§ **SHORT EXERCISE**
Copy each line below in which the string "avec" occurs.
=== THE DATA ===
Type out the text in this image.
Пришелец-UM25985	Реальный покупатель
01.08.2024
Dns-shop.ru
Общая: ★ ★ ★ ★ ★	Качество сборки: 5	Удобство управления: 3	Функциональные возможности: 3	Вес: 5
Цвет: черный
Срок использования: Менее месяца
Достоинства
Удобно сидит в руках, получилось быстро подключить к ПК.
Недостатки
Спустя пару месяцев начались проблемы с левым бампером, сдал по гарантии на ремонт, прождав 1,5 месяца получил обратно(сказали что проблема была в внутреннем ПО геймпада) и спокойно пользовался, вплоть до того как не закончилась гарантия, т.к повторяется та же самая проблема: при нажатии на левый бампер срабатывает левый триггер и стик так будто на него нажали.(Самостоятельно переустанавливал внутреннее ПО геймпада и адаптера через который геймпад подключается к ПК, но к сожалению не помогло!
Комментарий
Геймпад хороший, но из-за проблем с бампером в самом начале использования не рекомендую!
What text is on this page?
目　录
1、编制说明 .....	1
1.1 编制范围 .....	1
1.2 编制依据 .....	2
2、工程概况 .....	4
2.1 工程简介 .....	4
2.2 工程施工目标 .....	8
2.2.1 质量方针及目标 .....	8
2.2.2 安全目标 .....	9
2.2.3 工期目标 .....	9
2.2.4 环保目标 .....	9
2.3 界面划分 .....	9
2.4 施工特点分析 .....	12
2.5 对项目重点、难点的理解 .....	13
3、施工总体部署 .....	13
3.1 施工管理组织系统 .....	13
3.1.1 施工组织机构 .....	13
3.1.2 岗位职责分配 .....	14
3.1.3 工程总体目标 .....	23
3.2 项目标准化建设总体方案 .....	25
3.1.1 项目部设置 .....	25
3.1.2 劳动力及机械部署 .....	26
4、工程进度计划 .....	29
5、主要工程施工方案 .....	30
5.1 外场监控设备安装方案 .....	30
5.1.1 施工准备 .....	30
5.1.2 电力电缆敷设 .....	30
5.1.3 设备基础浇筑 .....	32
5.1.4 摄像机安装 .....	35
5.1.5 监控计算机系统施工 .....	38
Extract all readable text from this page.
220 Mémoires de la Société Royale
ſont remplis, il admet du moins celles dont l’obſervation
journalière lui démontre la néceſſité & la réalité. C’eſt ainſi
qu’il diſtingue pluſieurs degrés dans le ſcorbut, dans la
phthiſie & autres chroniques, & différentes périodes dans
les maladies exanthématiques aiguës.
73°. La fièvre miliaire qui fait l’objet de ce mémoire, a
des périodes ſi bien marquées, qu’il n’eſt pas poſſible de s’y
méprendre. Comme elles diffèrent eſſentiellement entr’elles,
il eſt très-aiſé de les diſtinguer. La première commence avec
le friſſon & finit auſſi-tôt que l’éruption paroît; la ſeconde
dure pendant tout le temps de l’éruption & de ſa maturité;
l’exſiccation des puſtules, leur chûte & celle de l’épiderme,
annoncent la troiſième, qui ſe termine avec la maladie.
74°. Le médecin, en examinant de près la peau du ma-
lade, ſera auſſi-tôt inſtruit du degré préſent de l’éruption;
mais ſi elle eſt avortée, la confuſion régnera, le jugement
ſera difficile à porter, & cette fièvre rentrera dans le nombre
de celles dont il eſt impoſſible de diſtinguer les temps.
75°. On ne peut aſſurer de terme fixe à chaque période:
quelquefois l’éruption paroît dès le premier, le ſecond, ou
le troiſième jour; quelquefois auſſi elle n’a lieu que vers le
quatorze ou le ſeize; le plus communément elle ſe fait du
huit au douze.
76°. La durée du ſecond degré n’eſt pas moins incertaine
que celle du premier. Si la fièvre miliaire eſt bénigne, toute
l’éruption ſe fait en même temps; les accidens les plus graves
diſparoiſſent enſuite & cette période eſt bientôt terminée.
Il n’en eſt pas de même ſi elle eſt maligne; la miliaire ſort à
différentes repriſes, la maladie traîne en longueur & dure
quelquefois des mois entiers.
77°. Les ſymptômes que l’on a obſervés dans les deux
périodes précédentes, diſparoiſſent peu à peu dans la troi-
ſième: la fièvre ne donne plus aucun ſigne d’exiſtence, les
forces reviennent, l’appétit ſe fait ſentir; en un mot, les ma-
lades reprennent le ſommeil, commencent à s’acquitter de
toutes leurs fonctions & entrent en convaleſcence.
===
§ **RESPONSE TO THIS EXERCISE**
il eſt très-aiſé de les diſtinguer. La première commence avec
annoncent la troiſième, qui ſe termine avec la maladie.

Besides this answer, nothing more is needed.